**** Input for this task ****
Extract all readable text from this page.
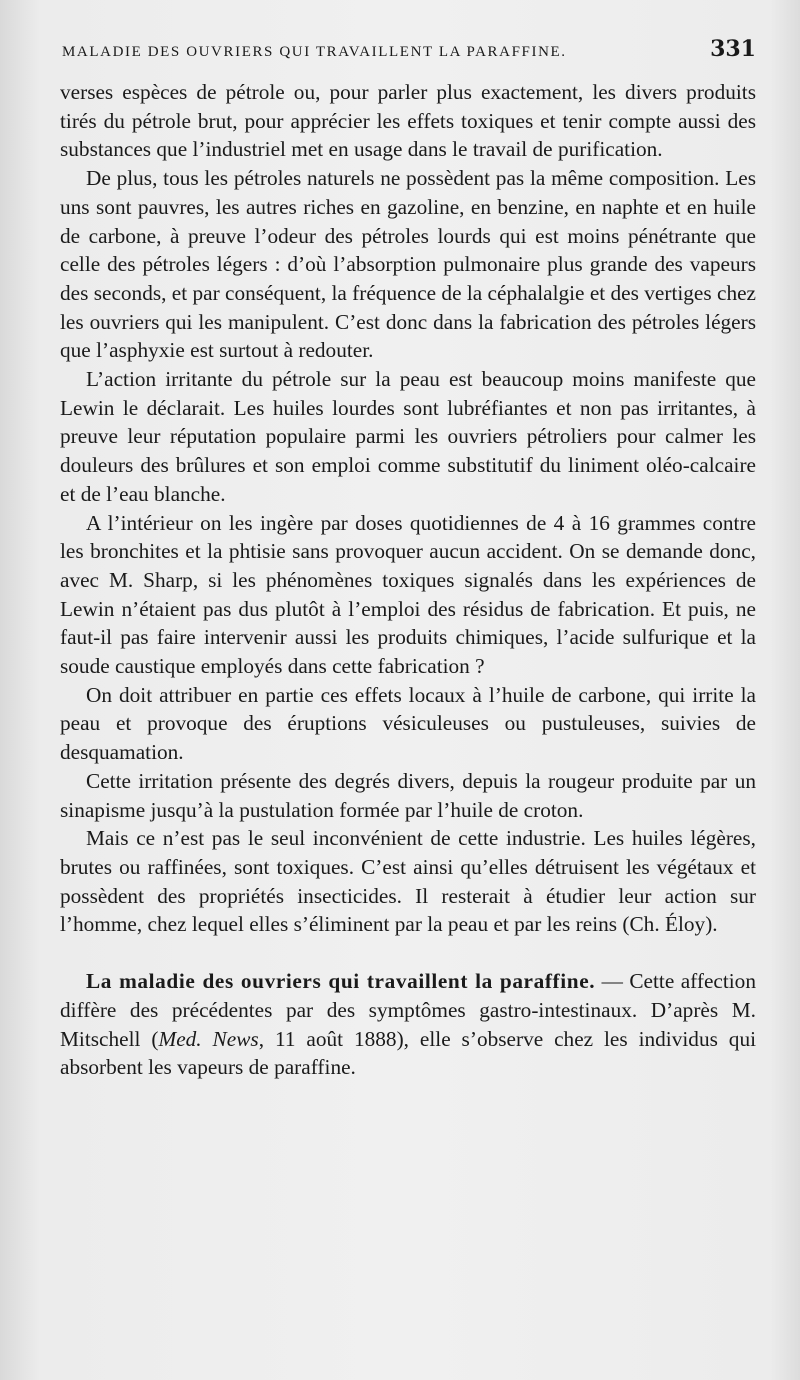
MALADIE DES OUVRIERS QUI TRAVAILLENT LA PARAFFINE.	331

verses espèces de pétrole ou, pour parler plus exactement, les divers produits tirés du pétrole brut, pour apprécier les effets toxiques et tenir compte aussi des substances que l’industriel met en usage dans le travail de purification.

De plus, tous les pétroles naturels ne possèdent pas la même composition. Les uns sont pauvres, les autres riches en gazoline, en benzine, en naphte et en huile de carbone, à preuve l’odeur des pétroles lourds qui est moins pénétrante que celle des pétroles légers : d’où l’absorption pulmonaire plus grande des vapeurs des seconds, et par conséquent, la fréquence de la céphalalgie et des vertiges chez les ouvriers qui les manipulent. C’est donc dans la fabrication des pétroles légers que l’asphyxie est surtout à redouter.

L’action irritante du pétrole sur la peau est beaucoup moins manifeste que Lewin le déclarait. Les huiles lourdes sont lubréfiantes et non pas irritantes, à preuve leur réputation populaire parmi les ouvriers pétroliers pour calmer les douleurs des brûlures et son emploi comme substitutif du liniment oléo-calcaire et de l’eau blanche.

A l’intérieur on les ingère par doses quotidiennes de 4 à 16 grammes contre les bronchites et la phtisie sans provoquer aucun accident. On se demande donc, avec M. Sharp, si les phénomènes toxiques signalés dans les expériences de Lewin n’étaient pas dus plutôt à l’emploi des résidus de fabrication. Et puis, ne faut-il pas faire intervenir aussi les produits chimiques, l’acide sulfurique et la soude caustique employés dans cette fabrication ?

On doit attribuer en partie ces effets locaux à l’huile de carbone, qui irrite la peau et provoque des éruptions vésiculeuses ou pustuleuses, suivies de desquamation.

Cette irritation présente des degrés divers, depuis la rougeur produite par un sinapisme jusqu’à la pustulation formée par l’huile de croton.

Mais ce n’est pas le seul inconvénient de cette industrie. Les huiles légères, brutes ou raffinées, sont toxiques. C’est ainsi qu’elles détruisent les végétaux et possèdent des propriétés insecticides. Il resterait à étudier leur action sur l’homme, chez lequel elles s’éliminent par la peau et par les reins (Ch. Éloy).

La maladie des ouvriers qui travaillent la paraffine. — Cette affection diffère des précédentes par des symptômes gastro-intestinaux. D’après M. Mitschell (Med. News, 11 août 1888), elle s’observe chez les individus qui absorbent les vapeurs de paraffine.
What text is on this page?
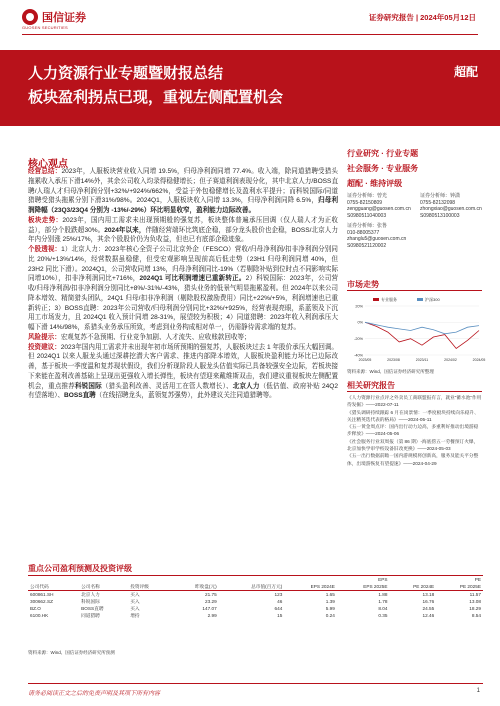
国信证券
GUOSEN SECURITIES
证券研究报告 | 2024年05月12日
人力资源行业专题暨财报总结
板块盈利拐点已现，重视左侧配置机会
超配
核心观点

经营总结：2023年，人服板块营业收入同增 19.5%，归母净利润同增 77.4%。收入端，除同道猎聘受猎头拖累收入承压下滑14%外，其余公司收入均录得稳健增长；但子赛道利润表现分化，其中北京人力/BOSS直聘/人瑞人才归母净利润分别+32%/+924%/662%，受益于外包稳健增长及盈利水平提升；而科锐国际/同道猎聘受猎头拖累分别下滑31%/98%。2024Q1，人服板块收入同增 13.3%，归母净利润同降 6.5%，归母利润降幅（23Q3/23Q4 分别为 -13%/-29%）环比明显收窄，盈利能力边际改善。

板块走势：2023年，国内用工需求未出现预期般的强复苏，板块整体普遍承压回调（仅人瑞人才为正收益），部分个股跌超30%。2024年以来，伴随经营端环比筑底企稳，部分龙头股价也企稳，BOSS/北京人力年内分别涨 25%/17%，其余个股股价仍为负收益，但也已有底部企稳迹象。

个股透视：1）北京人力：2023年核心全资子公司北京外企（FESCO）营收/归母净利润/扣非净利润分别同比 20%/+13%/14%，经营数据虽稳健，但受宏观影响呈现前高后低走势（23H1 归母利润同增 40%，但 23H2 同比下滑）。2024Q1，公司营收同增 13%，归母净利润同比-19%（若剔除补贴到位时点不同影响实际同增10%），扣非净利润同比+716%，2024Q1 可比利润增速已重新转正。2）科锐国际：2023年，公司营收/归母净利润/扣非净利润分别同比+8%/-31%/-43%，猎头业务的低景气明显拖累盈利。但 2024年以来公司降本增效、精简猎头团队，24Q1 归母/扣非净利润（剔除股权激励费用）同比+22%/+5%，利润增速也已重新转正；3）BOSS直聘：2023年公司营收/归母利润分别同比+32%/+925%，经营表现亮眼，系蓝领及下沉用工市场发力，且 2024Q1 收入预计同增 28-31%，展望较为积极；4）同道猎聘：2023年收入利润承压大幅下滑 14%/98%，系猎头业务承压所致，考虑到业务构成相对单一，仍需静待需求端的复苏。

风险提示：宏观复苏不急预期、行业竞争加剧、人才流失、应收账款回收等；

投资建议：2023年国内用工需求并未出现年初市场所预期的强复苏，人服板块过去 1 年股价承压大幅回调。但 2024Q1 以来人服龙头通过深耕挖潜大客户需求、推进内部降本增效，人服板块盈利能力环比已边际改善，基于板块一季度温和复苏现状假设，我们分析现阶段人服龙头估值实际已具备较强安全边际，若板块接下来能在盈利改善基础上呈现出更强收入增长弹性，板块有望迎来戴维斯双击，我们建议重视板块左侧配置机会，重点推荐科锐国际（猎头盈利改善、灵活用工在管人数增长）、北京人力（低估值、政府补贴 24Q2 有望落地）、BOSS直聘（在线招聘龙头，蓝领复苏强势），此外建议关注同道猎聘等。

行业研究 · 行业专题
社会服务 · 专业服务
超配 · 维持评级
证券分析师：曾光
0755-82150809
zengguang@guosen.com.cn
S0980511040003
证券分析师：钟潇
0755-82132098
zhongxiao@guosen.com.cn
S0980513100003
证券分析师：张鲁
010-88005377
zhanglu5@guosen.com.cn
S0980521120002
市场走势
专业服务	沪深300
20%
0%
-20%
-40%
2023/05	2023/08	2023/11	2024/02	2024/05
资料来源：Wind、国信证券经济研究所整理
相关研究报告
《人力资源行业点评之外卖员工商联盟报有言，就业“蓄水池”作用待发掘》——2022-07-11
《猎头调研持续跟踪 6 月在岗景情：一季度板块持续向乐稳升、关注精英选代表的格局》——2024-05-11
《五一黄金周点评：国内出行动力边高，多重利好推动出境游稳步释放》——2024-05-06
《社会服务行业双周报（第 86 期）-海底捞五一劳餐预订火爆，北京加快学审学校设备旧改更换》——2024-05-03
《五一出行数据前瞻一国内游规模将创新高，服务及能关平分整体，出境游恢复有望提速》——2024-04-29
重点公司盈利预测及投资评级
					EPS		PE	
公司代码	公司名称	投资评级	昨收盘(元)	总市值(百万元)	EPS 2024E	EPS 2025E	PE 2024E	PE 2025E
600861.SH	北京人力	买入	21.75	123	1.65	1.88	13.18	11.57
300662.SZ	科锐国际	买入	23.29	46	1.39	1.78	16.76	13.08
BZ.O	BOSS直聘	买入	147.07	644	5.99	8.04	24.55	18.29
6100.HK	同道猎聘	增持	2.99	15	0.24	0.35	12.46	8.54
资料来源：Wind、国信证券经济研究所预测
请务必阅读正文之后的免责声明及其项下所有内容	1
****
Copy every line of the records above that contains "pour".

* **Answer**:
verses espèces de pétrole ou, pour parler plus exactement, les divers produits tirés du pétrole brut, pour apprécier les effets toxiques et tenir compte aussi des substances que l’industriel met en usage dans le travail de purification.
L’action irritante du pétrole sur la peau est beaucoup moins manifeste que Lewin le déclarait. Les huiles lourdes sont lubréfiantes et non pas irritantes, à preuve leur réputation populaire parmi les ouvriers pétroliers pour calmer les douleurs des brûlures et son emploi comme substitutif du liniment oléo-calcaire et de l’eau blanche.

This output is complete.